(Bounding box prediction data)

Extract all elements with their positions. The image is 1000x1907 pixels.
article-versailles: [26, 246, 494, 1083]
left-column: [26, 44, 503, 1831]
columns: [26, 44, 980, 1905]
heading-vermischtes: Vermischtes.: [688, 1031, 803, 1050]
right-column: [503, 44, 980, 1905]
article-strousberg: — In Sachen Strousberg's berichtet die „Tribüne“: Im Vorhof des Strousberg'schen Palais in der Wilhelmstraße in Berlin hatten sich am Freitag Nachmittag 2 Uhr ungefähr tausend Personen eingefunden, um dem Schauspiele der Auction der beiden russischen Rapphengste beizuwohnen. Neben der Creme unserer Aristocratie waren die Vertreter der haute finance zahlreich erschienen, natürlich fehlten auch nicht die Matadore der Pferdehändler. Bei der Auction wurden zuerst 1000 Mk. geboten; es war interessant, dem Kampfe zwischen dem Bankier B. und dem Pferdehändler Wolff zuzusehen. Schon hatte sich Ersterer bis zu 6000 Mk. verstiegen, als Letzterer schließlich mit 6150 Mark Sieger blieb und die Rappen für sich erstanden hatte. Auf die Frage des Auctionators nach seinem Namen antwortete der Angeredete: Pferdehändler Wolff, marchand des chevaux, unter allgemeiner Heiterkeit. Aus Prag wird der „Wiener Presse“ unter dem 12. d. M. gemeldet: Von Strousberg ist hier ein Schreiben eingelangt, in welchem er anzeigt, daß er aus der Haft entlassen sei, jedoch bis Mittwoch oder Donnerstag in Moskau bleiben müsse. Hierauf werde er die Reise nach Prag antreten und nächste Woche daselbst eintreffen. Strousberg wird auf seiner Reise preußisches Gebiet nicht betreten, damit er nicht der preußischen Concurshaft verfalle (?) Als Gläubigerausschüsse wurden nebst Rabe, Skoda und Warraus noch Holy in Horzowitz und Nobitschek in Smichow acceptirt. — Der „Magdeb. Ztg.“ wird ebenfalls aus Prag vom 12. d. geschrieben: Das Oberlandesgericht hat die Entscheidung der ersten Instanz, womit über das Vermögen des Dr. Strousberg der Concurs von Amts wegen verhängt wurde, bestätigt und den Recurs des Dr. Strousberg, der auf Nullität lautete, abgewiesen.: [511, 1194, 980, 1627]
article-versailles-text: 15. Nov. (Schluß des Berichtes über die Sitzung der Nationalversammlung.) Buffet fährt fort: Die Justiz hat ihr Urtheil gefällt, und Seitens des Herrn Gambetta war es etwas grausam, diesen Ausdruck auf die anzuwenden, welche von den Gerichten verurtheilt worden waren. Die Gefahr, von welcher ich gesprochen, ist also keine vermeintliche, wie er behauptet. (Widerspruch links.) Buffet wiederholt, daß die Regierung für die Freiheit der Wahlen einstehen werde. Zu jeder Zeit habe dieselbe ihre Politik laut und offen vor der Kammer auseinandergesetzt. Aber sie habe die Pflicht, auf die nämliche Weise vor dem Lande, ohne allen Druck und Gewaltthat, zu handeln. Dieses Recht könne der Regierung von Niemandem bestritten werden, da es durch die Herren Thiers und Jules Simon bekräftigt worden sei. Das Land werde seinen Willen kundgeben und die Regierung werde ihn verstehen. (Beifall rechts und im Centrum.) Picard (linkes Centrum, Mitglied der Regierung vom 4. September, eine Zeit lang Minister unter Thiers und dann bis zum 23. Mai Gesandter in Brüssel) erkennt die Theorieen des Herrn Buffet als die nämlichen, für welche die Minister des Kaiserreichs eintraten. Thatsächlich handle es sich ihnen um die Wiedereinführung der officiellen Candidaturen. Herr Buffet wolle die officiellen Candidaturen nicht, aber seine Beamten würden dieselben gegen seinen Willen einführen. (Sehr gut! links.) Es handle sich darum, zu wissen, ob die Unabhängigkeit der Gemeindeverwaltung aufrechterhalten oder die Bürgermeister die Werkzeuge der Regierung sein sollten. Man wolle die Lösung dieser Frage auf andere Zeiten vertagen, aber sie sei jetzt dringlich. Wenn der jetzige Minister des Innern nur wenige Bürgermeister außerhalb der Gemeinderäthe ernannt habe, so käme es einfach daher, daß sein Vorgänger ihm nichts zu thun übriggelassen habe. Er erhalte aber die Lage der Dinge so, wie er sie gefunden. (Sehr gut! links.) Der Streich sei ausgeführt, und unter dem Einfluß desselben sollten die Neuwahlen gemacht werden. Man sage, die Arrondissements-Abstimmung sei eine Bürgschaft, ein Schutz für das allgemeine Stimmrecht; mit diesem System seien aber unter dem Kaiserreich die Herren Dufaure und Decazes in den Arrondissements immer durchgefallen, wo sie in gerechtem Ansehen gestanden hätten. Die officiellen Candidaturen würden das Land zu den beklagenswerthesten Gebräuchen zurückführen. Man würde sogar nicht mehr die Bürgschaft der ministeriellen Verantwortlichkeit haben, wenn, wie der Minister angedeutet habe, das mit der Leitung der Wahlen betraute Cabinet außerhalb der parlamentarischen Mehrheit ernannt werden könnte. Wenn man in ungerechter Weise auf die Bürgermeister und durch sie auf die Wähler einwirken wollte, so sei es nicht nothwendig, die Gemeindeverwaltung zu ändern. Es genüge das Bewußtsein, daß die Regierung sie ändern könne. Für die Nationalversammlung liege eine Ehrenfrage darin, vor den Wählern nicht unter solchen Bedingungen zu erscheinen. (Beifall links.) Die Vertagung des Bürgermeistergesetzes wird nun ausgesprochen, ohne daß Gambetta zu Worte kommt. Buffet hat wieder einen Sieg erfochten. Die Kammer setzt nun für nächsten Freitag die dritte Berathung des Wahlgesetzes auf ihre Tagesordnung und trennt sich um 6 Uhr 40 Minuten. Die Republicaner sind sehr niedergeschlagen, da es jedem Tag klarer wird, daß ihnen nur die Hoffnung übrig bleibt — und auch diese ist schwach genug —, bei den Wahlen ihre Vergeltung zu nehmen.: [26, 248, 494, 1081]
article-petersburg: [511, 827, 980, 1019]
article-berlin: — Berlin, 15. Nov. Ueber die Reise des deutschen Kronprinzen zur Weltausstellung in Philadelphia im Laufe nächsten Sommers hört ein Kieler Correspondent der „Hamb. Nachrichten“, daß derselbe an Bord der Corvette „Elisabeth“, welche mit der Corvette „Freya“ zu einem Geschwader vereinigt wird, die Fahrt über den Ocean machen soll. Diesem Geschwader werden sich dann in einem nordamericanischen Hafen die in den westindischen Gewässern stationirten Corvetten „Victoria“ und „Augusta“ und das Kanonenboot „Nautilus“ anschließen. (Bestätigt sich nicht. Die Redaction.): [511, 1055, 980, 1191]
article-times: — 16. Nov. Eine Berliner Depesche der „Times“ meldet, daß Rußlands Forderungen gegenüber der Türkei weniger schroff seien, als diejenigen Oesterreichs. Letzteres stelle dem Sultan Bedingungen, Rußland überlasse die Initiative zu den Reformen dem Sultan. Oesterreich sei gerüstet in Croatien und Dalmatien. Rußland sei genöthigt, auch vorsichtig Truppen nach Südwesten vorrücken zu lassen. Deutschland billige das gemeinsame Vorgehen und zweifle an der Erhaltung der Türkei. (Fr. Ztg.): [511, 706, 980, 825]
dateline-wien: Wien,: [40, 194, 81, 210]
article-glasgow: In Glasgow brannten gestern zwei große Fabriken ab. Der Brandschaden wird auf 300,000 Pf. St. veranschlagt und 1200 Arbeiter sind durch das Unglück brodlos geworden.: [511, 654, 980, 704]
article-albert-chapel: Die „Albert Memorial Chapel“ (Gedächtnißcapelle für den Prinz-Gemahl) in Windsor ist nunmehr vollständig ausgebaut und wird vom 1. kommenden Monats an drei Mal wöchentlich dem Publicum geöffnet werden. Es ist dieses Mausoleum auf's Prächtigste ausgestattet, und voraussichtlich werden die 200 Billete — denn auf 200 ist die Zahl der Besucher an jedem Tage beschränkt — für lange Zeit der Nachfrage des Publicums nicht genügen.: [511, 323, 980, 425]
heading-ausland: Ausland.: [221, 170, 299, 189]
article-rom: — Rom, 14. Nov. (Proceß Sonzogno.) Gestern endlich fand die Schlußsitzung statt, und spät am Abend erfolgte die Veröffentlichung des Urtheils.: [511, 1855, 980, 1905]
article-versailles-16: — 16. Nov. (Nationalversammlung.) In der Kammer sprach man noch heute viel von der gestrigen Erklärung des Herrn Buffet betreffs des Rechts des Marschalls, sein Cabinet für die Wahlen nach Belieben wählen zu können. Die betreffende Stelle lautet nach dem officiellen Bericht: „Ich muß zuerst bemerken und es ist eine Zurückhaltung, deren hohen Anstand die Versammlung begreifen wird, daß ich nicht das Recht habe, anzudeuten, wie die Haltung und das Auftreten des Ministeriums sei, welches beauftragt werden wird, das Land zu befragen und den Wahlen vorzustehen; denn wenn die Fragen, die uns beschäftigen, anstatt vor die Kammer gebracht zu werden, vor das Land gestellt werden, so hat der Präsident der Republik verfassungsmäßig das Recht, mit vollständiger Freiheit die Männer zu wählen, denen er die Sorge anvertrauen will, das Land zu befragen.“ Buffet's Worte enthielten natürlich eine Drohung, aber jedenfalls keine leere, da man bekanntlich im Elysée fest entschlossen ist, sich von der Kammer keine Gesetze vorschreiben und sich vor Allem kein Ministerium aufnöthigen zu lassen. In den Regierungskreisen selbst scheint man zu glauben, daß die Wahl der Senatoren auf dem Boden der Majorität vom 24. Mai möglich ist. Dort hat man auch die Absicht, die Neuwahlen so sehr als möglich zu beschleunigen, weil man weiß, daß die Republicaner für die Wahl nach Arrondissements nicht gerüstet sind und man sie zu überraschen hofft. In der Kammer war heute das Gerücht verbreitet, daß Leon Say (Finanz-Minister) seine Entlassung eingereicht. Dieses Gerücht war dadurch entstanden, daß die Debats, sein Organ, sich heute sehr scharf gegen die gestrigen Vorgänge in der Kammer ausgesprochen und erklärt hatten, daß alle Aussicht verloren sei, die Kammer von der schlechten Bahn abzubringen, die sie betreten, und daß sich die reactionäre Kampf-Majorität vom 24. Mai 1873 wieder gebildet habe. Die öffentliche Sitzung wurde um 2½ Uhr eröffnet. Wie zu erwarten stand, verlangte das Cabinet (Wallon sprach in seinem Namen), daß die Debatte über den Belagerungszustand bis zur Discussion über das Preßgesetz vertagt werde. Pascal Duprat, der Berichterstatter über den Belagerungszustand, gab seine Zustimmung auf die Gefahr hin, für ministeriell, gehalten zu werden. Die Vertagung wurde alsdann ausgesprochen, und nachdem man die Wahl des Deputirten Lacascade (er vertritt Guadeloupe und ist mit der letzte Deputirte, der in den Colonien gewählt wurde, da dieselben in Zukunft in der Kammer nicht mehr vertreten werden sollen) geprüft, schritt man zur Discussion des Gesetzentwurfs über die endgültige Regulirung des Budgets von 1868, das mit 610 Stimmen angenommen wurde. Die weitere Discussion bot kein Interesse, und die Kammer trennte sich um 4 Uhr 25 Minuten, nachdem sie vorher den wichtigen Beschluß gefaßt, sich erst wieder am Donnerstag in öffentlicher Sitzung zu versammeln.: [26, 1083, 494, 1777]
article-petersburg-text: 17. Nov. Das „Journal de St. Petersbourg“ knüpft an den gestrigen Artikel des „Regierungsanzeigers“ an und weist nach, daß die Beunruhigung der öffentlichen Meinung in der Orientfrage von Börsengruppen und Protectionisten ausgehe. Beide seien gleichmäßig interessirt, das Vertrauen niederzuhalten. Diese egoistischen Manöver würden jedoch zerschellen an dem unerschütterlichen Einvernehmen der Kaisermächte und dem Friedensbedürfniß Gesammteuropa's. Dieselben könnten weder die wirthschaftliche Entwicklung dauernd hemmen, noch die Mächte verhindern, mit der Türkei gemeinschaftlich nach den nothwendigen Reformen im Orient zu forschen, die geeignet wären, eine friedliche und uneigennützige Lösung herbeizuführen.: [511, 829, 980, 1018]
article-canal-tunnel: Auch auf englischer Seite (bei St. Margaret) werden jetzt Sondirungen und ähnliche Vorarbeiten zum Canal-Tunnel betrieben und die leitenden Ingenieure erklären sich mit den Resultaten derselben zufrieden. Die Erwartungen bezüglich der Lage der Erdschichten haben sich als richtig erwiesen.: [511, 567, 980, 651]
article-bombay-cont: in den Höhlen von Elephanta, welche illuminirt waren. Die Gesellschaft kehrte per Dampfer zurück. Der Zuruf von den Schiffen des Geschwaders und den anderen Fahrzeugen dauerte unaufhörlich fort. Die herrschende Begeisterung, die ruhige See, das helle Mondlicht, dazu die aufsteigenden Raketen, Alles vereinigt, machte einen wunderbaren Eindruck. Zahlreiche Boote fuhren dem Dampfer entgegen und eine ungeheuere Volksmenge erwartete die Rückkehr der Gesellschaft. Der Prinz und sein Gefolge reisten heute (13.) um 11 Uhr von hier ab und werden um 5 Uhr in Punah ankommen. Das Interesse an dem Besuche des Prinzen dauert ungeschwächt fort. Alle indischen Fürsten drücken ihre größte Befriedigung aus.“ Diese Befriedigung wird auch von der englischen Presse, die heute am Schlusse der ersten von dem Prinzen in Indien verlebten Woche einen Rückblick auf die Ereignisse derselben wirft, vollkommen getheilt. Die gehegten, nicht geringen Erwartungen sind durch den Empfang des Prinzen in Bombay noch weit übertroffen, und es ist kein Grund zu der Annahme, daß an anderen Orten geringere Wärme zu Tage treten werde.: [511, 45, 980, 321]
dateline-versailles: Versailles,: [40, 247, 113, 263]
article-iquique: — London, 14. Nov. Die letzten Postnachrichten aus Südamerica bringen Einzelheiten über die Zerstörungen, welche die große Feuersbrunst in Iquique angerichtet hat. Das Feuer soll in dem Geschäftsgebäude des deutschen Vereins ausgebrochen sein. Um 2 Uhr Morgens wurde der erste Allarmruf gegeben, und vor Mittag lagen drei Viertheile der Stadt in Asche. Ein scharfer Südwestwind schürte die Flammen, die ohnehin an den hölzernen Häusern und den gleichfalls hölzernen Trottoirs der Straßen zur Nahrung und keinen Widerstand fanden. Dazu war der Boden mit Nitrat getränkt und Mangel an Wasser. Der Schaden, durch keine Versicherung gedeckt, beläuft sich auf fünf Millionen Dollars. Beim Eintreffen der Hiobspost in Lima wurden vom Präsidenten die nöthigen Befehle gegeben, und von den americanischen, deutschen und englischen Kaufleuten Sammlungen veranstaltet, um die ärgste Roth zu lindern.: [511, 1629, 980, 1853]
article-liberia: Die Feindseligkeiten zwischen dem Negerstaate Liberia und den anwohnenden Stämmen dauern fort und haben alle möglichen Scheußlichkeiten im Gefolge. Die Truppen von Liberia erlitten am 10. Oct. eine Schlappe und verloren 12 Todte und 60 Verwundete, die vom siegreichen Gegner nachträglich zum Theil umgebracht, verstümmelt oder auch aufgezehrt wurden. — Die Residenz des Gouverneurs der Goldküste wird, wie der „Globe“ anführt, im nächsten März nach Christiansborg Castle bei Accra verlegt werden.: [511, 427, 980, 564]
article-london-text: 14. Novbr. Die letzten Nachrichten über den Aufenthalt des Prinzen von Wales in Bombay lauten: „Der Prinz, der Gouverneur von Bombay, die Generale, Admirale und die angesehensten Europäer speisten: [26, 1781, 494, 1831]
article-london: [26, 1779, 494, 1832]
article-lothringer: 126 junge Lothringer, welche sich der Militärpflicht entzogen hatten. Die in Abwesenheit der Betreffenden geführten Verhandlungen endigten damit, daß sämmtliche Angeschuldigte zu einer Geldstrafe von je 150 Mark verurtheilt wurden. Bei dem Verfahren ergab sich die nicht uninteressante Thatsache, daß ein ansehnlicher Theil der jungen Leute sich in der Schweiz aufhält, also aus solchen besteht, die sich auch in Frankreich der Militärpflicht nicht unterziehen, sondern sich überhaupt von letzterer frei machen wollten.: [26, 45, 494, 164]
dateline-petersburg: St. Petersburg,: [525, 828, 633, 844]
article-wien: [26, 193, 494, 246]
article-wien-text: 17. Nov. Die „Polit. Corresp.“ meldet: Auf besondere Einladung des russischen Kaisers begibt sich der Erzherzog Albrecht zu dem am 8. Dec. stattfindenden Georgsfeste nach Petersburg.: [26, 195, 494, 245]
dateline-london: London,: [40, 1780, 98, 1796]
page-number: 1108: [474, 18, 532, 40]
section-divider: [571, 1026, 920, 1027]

What is expected:
Copy all lines of the preceding data that hold the word "große".

Expected answer:
article-glasgow: In Glasgow brannten gestern zwei große Fabriken ab. Der Brandschaden wird auf 300,000 Pf. St. veranschlagt und 1200 Arbeiter sind durch das Unglück brodlos geworden.: [511, 654, 980, 704]
article-iquique: — London, 14. Nov. Die letzten Postnachrichten aus Südamerica bringen Einzelheiten über die Zerstörungen, welche die große Feuersbrunst in Iquique angerichtet hat. Das Feuer soll in dem Geschäftsgebäude des deutschen Vereins ausgebrochen sein. Um 2 Uhr Morgens wurde der erste Allarmruf gegeben, und vor Mittag lagen drei Viertheile der Stadt in Asche. Ein scharfer Südwestwind schürte die Flammen, die ohnehin an den hölzernen Häusern und den gleichfalls hölzernen Trottoirs der Straßen zur Nahrung und keinen Widerstand fanden. Dazu war der Boden mit Nitrat getränkt und Mangel an Wasser. Der Schaden, durch keine Versicherung gedeckt, beläuft sich auf fünf Millionen Dollars. Beim Eintreffen der Hiobspost in Lima wurden vom Präsidenten die nöthigen Befehle gegeben, und von den americanischen, deutschen und englischen Kaufleuten Sammlungen veranstaltet, um die ärgste Roth zu lindern.: [511, 1629, 980, 1853]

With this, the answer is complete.